DATA UNDER STUDY:
****************************************
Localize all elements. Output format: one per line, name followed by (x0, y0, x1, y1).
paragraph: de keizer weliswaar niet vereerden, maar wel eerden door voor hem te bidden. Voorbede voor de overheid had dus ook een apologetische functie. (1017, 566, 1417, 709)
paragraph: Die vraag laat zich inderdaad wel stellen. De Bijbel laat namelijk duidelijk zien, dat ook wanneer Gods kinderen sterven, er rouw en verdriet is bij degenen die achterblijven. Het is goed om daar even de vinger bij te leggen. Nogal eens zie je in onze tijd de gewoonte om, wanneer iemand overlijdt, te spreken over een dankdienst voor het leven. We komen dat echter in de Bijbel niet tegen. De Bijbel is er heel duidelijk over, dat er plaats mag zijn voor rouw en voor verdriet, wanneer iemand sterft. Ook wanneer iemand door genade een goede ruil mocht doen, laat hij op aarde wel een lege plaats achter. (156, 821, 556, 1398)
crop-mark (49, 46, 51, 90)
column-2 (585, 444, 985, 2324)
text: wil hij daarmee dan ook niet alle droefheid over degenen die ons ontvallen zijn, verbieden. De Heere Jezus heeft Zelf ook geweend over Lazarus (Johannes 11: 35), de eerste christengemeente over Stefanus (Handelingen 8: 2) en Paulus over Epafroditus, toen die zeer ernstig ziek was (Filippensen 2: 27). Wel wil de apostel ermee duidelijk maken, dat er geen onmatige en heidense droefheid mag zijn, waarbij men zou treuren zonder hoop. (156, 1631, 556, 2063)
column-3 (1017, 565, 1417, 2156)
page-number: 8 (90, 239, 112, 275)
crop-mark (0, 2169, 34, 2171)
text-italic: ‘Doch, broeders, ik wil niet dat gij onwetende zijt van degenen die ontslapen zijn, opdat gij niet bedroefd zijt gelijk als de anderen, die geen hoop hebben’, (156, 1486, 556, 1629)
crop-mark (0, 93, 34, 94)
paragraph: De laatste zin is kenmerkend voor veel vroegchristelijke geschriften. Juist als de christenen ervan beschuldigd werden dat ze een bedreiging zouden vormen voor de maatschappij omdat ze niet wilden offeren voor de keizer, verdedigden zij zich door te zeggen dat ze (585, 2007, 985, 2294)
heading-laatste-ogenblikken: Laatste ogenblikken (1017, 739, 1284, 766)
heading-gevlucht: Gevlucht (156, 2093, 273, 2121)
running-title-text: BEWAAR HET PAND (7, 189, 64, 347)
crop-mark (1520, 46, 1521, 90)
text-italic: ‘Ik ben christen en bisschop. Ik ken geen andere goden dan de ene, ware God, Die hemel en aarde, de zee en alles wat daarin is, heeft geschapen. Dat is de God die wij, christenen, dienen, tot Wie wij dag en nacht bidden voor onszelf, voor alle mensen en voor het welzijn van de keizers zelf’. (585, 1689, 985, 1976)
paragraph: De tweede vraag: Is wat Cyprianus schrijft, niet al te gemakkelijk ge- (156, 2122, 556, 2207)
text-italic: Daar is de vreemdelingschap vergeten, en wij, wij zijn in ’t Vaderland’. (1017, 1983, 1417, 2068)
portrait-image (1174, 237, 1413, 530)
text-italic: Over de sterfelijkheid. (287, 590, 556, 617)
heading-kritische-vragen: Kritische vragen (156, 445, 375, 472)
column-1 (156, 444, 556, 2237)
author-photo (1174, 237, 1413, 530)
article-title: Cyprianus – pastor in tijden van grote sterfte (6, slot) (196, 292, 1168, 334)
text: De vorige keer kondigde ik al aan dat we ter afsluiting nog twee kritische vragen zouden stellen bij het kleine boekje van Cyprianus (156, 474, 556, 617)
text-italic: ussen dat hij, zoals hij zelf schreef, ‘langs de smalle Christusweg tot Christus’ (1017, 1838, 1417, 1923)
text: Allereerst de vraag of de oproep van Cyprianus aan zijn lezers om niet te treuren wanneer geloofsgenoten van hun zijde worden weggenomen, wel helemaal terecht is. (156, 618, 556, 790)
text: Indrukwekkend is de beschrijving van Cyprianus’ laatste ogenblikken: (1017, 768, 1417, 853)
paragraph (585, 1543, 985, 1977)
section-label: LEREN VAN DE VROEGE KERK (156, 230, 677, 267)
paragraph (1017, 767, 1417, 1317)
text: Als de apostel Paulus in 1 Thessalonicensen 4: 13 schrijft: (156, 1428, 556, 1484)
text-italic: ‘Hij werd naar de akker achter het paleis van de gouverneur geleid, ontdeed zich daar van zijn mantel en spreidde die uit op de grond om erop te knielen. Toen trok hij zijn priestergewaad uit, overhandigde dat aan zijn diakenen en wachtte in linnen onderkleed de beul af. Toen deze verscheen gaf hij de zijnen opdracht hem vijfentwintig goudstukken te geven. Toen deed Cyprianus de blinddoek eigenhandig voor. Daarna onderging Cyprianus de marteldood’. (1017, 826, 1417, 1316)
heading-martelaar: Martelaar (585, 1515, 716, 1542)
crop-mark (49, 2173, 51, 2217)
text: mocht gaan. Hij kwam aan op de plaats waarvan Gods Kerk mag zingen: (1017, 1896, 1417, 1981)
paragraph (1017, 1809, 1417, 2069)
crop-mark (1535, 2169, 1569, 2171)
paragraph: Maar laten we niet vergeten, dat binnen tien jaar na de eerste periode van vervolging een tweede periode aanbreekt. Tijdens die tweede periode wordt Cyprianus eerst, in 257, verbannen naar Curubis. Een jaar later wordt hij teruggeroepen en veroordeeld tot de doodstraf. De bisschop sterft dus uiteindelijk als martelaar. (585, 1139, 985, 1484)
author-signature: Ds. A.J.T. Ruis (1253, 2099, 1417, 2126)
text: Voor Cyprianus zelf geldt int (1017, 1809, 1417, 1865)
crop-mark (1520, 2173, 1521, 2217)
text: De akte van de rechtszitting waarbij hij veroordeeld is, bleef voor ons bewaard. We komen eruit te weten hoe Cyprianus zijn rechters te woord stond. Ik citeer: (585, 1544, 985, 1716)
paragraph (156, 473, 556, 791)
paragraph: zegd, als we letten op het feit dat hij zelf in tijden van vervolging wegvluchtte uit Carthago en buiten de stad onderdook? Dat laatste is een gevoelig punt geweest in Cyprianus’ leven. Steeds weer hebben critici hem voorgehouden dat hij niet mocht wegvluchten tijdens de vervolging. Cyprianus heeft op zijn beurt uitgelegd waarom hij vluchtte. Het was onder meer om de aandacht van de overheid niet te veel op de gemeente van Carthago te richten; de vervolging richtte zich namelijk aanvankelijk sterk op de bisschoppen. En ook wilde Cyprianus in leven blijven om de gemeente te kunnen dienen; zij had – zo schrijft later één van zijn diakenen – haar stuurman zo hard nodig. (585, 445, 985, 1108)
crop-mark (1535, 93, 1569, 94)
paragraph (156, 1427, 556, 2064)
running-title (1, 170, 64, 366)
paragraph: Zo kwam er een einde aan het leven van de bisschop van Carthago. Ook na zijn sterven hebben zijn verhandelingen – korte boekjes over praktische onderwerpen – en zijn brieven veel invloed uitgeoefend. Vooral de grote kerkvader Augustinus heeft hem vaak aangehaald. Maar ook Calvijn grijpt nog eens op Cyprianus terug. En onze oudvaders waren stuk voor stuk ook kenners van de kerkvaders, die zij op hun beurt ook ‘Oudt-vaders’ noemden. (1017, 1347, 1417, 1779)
****************************************
TASK TO CARRY OUT:
Print every line of the listing exactly.

SOLUTION:
Localize all elements. Output format: one per line, name followed by (x0, y0, x1, y1).
paragraph: de keizer weliswaar niet vereerden, maar wel eerden door voor hem te bidden. Voorbede voor de overheid had dus ook een apologetische functie. (1017, 566, 1417, 709)
paragraph: Die vraag laat zich inderdaad wel stellen. De Bijbel laat namelijk duidelijk zien, dat ook wanneer Gods kinderen sterven, er rouw en verdriet is bij degenen die achterblijven. Het is goed om daar even de vinger bij te leggen. Nogal eens zie je in onze tijd de gewoonte om, wanneer iemand overlijdt, te spreken over een dankdienst voor het leven. We komen dat echter in de Bijbel niet tegen. De Bijbel is er heel duidelijk over, dat er plaats mag zijn voor rouw en voor verdriet, wanneer iemand sterft. Ook wanneer iemand door genade een goede ruil mocht doen, laat hij op aarde wel een lege plaats achter. (156, 821, 556, 1398)
crop-mark (49, 46, 51, 90)
column-2 (585, 444, 985, 2324)
text: wil hij daarmee dan ook niet alle droefheid over degenen die ons ontvallen zijn, verbieden. De Heere Jezus heeft Zelf ook geweend over Lazarus (Johannes 11: 35), de eerste christengemeente over Stefanus (Handelingen 8: 2) en Paulus over Epafroditus, toen die zeer ernstig ziek was (Filippensen 2: 27). Wel wil de apostel ermee duidelijk maken, dat er geen onmatige en heidense droefheid mag zijn, waarbij men zou treuren zonder hoop. (156, 1631, 556, 2063)
column-3 (1017, 565, 1417, 2156)
page-number: 8 (90, 239, 112, 275)
crop-mark (0, 2169, 34, 2171)
text-italic: ‘Doch, broeders, ik wil niet dat gij onwetende zijt van degenen die ontslapen zijn, opdat gij niet bedroefd zijt gelijk als de anderen, die geen hoop hebben’, (156, 1486, 556, 1629)
crop-mark (0, 93, 34, 94)
paragraph: De laatste zin is kenmerkend voor veel vroegchristelijke geschriften. Juist als de christenen ervan beschuldigd werden dat ze een bedreiging zouden vormen voor de maatschappij omdat ze niet wilden offeren voor de keizer, verdedigden zij zich door te zeggen dat ze (585, 2007, 985, 2294)
heading-laatste-ogenblikken: Laatste ogenblikken (1017, 739, 1284, 766)
heading-gevlucht: Gevlucht (156, 2093, 273, 2121)
running-title-text: BEWAAR HET PAND (7, 189, 64, 347)
crop-mark (1520, 46, 1521, 90)
text-italic: ‘Ik ben christen en bisschop. Ik ken geen andere goden dan de ene, ware God, Die hemel en aarde, de zee en alles wat daarin is, heeft geschapen. Dat is de God die wij, christenen, dienen, tot Wie wij dag en nacht bidden voor onszelf, voor alle mensen en voor het welzijn van de keizers zelf’. (585, 1689, 985, 1976)
paragraph: De tweede vraag: Is wat Cyprianus schrijft, niet al te gemakkelijk ge- (156, 2122, 556, 2207)
text-italic: Daar is de vreemdelingschap vergeten, en wij, wij zijn in ’t Vaderland’. (1017, 1983, 1417, 2068)
portrait-image (1174, 237, 1413, 530)
text-italic: Over de sterfelijkheid. (287, 590, 556, 617)
heading-kritische-vragen: Kritische vragen (156, 445, 375, 472)
column-1 (156, 444, 556, 2237)
author-photo (1174, 237, 1413, 530)
article-title: Cyprianus – pastor in tijden van grote sterfte (6, slot) (196, 292, 1168, 334)
text: De vorige keer kondigde ik al aan dat we ter afsluiting nog twee kritische vragen zouden stellen bij het kleine boekje van Cyprianus (156, 474, 556, 617)
text-italic: ussen dat hij, zoals hij zelf schreef, ‘langs de smalle Christusweg tot Christus’ (1017, 1838, 1417, 1923)
text: Allereerst de vraag of de oproep van Cyprianus aan zijn lezers om niet te treuren wanneer geloofsgenoten van hun zijde worden weggenomen, wel helemaal terecht is. (156, 618, 556, 790)
text: Indrukwekkend is de beschrijving van Cyprianus’ laatste ogenblikken: (1017, 768, 1417, 853)
paragraph (585, 1543, 985, 1977)
section-label: LEREN VAN DE VROEGE KERK (156, 230, 677, 267)
paragraph (1017, 767, 1417, 1317)
text: Als de apostel Paulus in 1 Thessalonicensen 4: 13 schrijft: (156, 1428, 556, 1484)
text-italic: ‘Hij werd naar de akker achter het paleis van de gouverneur geleid, ontdeed zich daar van zijn mantel en spreidde die uit op de grond om erop te knielen. Toen trok hij zijn priestergewaad uit, overhandigde dat aan zijn diakenen en wachtte in linnen onderkleed de beul af. Toen deze verscheen gaf hij de zijnen opdracht hem vijfentwintig goudstukken te geven. Toen deed Cyprianus de blinddoek eigenhandig voor. Daarna onderging Cyprianus de marteldood’. (1017, 826, 1417, 1316)
heading-martelaar: Martelaar (585, 1515, 716, 1542)
crop-mark (49, 2173, 51, 2217)
text: mocht gaan. Hij kwam aan op de plaats waarvan Gods Kerk mag zingen: (1017, 1896, 1417, 1981)
paragraph (1017, 1809, 1417, 2069)
crop-mark (1535, 2169, 1569, 2171)
paragraph: Maar laten we niet vergeten, dat binnen tien jaar na de eerste periode van vervolging een tweede periode aanbreekt. Tijdens die tweede periode wordt Cyprianus eerst, in 257, verbannen naar Curubis. Een jaar later wordt hij teruggeroepen en veroordeeld tot de doodstraf. De bisschop sterft dus uiteindelijk als martelaar. (585, 1139, 985, 1484)
author-signature: Ds. A.J.T. Ruis (1253, 2099, 1417, 2126)
text: Voor Cyprianus zelf geldt int (1017, 1809, 1417, 1865)
crop-mark (1520, 2173, 1521, 2217)
text: De akte van de rechtszitting waarbij hij veroordeeld is, bleef voor ons bewaard. We komen eruit te weten hoe Cyprianus zijn rechters te woord stond. Ik citeer: (585, 1544, 985, 1716)
paragraph (156, 473, 556, 791)
paragraph: zegd, als we letten op het feit dat hij zelf in tijden van vervolging wegvluchtte uit Carthago en buiten de stad onderdook? Dat laatste is een gevoelig punt geweest in Cyprianus’ leven. Steeds weer hebben critici hem voorgehouden dat hij niet mocht wegvluchten tijdens de vervolging. Cyprianus heeft op zijn beurt uitgelegd waarom hij vluchtte. Het was onder meer om de aandacht van de overheid niet te veel op de gemeente van Carthago te richten; de vervolging richtte zich namelijk aanvankelijk sterk op de bisschoppen. En ook wilde Cyprianus in leven blijven om de gemeente te kunnen dienen; zij had – zo schrijft later één van zijn diakenen – haar stuurman zo hard nodig. (585, 445, 985, 1108)
crop-mark (1535, 93, 1569, 94)
paragraph (156, 1427, 556, 2064)
running-title (1, 170, 64, 366)
paragraph: Zo kwam er een einde aan het leven van de bisschop van Carthago. Ook na zijn sterven hebben zijn verhandelingen – korte boekjes over praktische onderwerpen – en zijn brieven veel invloed uitgeoefend. Vooral de grote kerkvader Augustinus heeft hem vaak aangehaald. Maar ook Calvijn grijpt nog eens op Cyprianus terug. En onze oudvaders waren stuk voor stuk ook kenners van de kerkvaders, die zij op hun beurt ook ‘Oudt-vaders’ noemden. (1017, 1347, 1417, 1779)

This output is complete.